Records from a data source:
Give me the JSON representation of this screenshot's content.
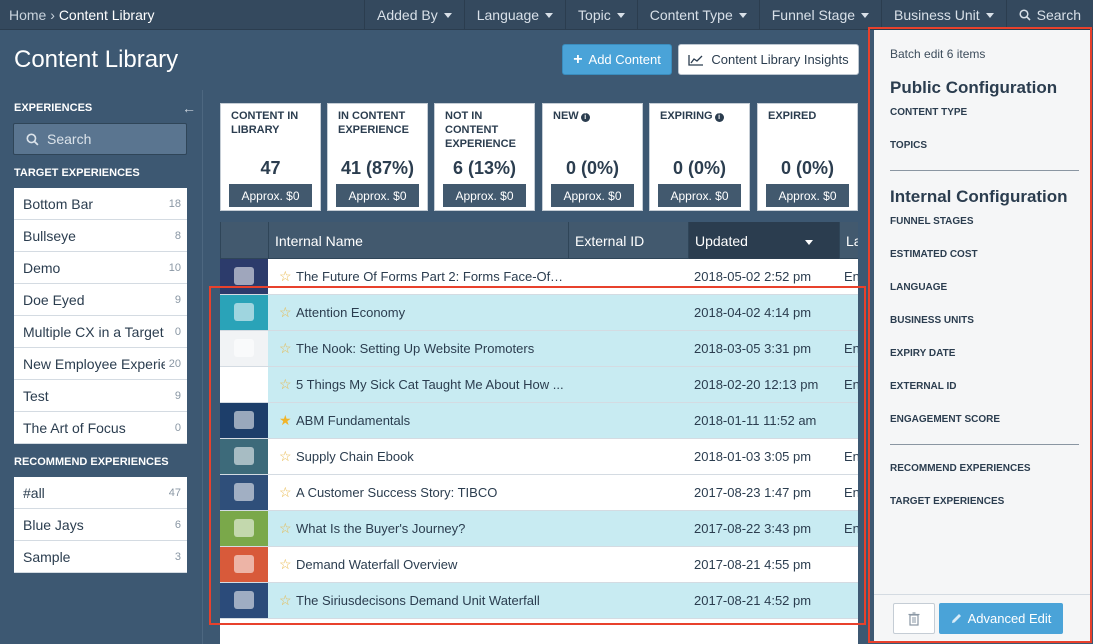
{
  "topbar": {
    "breadcrumb_home": "Home",
    "breadcrumb_sep": "›",
    "breadcrumb_current": "Content Library",
    "filters": [
      "Added By",
      "Language",
      "Topic",
      "Content Type",
      "Funnel Stage",
      "Business Unit"
    ],
    "search_label": "Search"
  },
  "header": {
    "title": "Content Library",
    "add_button": "Add Content",
    "insights_button": "Content Library Insights"
  },
  "sidebar": {
    "heading": "EXPERIENCES",
    "search_placeholder": "Search",
    "target_heading": "TARGET EXPERIENCES",
    "target_items": [
      {
        "label": "Bottom Bar",
        "count": "18"
      },
      {
        "label": "Bullseye",
        "count": "8"
      },
      {
        "label": "Demo",
        "count": "10"
      },
      {
        "label": "Doe Eyed",
        "count": "9"
      },
      {
        "label": "Multiple CX in a Target",
        "count": "0"
      },
      {
        "label": "New Employee Experie...",
        "count": "20"
      },
      {
        "label": "Test",
        "count": "9"
      },
      {
        "label": "The Art of Focus",
        "count": "0"
      }
    ],
    "recommend_heading": "RECOMMEND EXPERIENCES",
    "recommend_items": [
      {
        "label": "#all",
        "count": "47"
      },
      {
        "label": "Blue Jays",
        "count": "6"
      },
      {
        "label": "Sample",
        "count": "3"
      }
    ]
  },
  "stats": [
    {
      "label": "CONTENT IN LIBRARY",
      "value": "47",
      "cost": "Approx. $0"
    },
    {
      "label": "IN CONTENT EXPERIENCE",
      "value": "41 (87%)",
      "cost": "Approx. $0"
    },
    {
      "label": "NOT IN CONTENT EXPERIENCE",
      "value": "6 (13%)",
      "cost": "Approx. $0"
    },
    {
      "label": "NEW",
      "value": "0 (0%)",
      "cost": "Approx. $0"
    },
    {
      "label": "EXPIRING",
      "value": "0 (0%)",
      "cost": "Approx. $0"
    },
    {
      "label": "EXPIRED",
      "value": "0 (0%)",
      "cost": "Approx. $0"
    }
  ],
  "table": {
    "columns": [
      "Internal Name",
      "External ID",
      "Updated",
      "La"
    ],
    "rows": [
      {
        "name": "The Future Of Forms Part 2: Forms Face-Off ...",
        "date": "2018-05-02 2:52 pm",
        "lang": "En",
        "starred": false,
        "selected": false,
        "thumb_color": "#2c3b6b"
      },
      {
        "name": "Attention Economy",
        "date": "2018-04-02 4:14 pm",
        "lang": "",
        "starred": false,
        "selected": true,
        "thumb_color": "#2aa3b8"
      },
      {
        "name": "The Nook: Setting Up Website Promoters",
        "date": "2018-03-05 3:31 pm",
        "lang": "En",
        "starred": false,
        "selected": true,
        "thumb_color": "#f1f3f5"
      },
      {
        "name": "5 Things My Sick Cat Taught Me About How ...",
        "date": "2018-02-20 12:13 pm",
        "lang": "En",
        "starred": false,
        "selected": true,
        "thumb_color": "#ffffff"
      },
      {
        "name": "ABM Fundamentals",
        "date": "2018-01-11 11:52 am",
        "lang": "",
        "starred": true,
        "selected": true,
        "thumb_color": "#1d3e6a"
      },
      {
        "name": "Supply Chain Ebook",
        "date": "2018-01-03 3:05 pm",
        "lang": "En",
        "starred": false,
        "selected": false,
        "thumb_color": "#3d6a7a"
      },
      {
        "name": "A Customer Success Story: TIBCO",
        "date": "2017-08-23 1:47 pm",
        "lang": "En",
        "starred": false,
        "selected": false,
        "thumb_color": "#2f4f7a"
      },
      {
        "name": "What Is the Buyer's Journey?",
        "date": "2017-08-22 3:43 pm",
        "lang": "En",
        "starred": false,
        "selected": true,
        "thumb_color": "#7aa84a"
      },
      {
        "name": "Demand Waterfall Overview",
        "date": "2017-08-21 4:55 pm",
        "lang": "",
        "starred": false,
        "selected": false,
        "thumb_color": "#d85a3a"
      },
      {
        "name": "The Siriusdecisons Demand Unit Waterfall",
        "date": "2017-08-21 4:52 pm",
        "lang": "",
        "starred": false,
        "selected": true,
        "thumb_color": "#2b4b7a"
      }
    ]
  },
  "panel": {
    "batch_text": "Batch edit 6 items",
    "public_heading": "Public Configuration",
    "public_fields": [
      "CONTENT TYPE",
      "TOPICS"
    ],
    "internal_heading": "Internal Configuration",
    "internal_fields": [
      "FUNNEL STAGES",
      "ESTIMATED COST",
      "LANGUAGE",
      "BUSINESS UNITS",
      "EXPIRY DATE",
      "EXTERNAL ID",
      "ENGAGEMENT SCORE"
    ],
    "experience_fields": [
      "RECOMMEND EXPERIENCES",
      "TARGET EXPERIENCES"
    ],
    "advanced_edit": "Advanced Edit"
  },
  "colors": {
    "accent": "#4aa3d8",
    "highlight_box": "#e8412c",
    "selected_row": "#c8ebf2",
    "background": "#3d5872"
  }
}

▸ Exercise: All entries are to be retyped exactly. Omit any embedded images.

▸ Solved exercise:
Give me the JSON representation of this screenshot's content.
{
  "topbar": {
    "breadcrumb_home": "Home",
    "breadcrumb_sep": "›",
    "breadcrumb_current": "Content Library",
    "filters": [
      "Added By",
      "Language",
      "Topic",
      "Content Type",
      "Funnel Stage",
      "Business Unit"
    ],
    "search_label": "Search"
  },
  "header": {
    "title": "Content Library",
    "add_button": "Add Content",
    "insights_button": "Content Library Insights"
  },
  "sidebar": {
    "heading": "EXPERIENCES",
    "search_placeholder": "Search",
    "target_heading": "TARGET EXPERIENCES",
    "target_items": [
      {
        "label": "Bottom Bar",
        "count": "18"
      },
      {
        "label": "Bullseye",
        "count": "8"
      },
      {
        "label": "Demo",
        "count": "10"
      },
      {
        "label": "Doe Eyed",
        "count": "9"
      },
      {
        "label": "Multiple CX in a Target",
        "count": "0"
      },
      {
        "label": "New Employee Experie...",
        "count": "20"
      },
      {
        "label": "Test",
        "count": "9"
      },
      {
        "label": "The Art of Focus",
        "count": "0"
      }
    ],
    "recommend_heading": "RECOMMEND EXPERIENCES",
    "recommend_items": [
      {
        "label": "#all",
        "count": "47"
      },
      {
        "label": "Blue Jays",
        "count": "6"
      },
      {
        "label": "Sample",
        "count": "3"
      }
    ]
  },
  "stats": [
    {
      "label": "CONTENT IN LIBRARY",
      "value": "47",
      "cost": "Approx. $0"
    },
    {
      "label": "IN CONTENT EXPERIENCE",
      "value": "41 (87%)",
      "cost": "Approx. $0"
    },
    {
      "label": "NOT IN CONTENT EXPERIENCE",
      "value": "6 (13%)",
      "cost": "Approx. $0"
    },
    {
      "label": "NEW",
      "value": "0 (0%)",
      "cost": "Approx. $0"
    },
    {
      "label": "EXPIRING",
      "value": "0 (0%)",
      "cost": "Approx. $0"
    },
    {
      "label": "EXPIRED",
      "value": "0 (0%)",
      "cost": "Approx. $0"
    }
  ],
  "table": {
    "columns": [
      "Internal Name",
      "External ID",
      "Updated",
      "La"
    ],
    "rows": [
      {
        "name": "The Future Of Forms Part 2: Forms Face-Off ...",
        "date": "2018-05-02 2:52 pm",
        "lang": "En",
        "starred": false,
        "selected": false,
        "thumb_color": "#2c3b6b"
      },
      {
        "name": "Attention Economy",
        "date": "2018-04-02 4:14 pm",
        "lang": "",
        "starred": false,
        "selected": true,
        "thumb_color": "#2aa3b8"
      },
      {
        "name": "The Nook: Setting Up Website Promoters",
        "date": "2018-03-05 3:31 pm",
        "lang": "En",
        "starred": false,
        "selected": true,
        "thumb_color": "#f1f3f5"
      },
      {
        "name": "5 Things My Sick Cat Taught Me About How ...",
        "date": "2018-02-20 12:13 pm",
        "lang": "En",
        "starred": false,
        "selected": true,
        "thumb_color": "#ffffff"
      },
      {
        "name": "ABM Fundamentals",
        "date": "2018-01-11 11:52 am",
        "lang": "",
        "starred": true,
        "selected": true,
        "thumb_color": "#1d3e6a"
      },
      {
        "name": "Supply Chain Ebook",
        "date": "2018-01-03 3:05 pm",
        "lang": "En",
        "starred": false,
        "selected": false,
        "thumb_color": "#3d6a7a"
      },
      {
        "name": "A Customer Success Story: TIBCO",
        "date": "2017-08-23 1:47 pm",
        "lang": "En",
        "starred": false,
        "selected": false,
        "thumb_color": "#2f4f7a"
      },
      {
        "name": "What Is the Buyer's Journey?",
        "date": "2017-08-22 3:43 pm",
        "lang": "En",
        "starred": false,
        "selected": true,
        "thumb_color": "#7aa84a"
      },
      {
        "name": "Demand Waterfall Overview",
        "date": "2017-08-21 4:55 pm",
        "lang": "",
        "starred": false,
        "selected": false,
        "thumb_color": "#d85a3a"
      },
      {
        "name": "The Siriusdecisons Demand Unit Waterfall",
        "date": "2017-08-21 4:52 pm",
        "lang": "",
        "starred": false,
        "selected": true,
        "thumb_color": "#2b4b7a"
      }
    ]
  },
  "panel": {
    "batch_text": "Batch edit 6 items",
    "public_heading": "Public Configuration",
    "public_fields": [
      "CONTENT TYPE",
      "TOPICS"
    ],
    "internal_heading": "Internal Configuration",
    "internal_fields": [
      "FUNNEL STAGES",
      "ESTIMATED COST",
      "LANGUAGE",
      "BUSINESS UNITS",
      "EXPIRY DATE",
      "EXTERNAL ID",
      "ENGAGEMENT SCORE"
    ],
    "experience_fields": [
      "RECOMMEND EXPERIENCES",
      "TARGET EXPERIENCES"
    ],
    "advanced_edit": "Advanced Edit"
  },
  "colors": {
    "accent": "#4aa3d8",
    "highlight_box": "#e8412c",
    "selected_row": "#c8ebf2",
    "background": "#3d5872"
  }
}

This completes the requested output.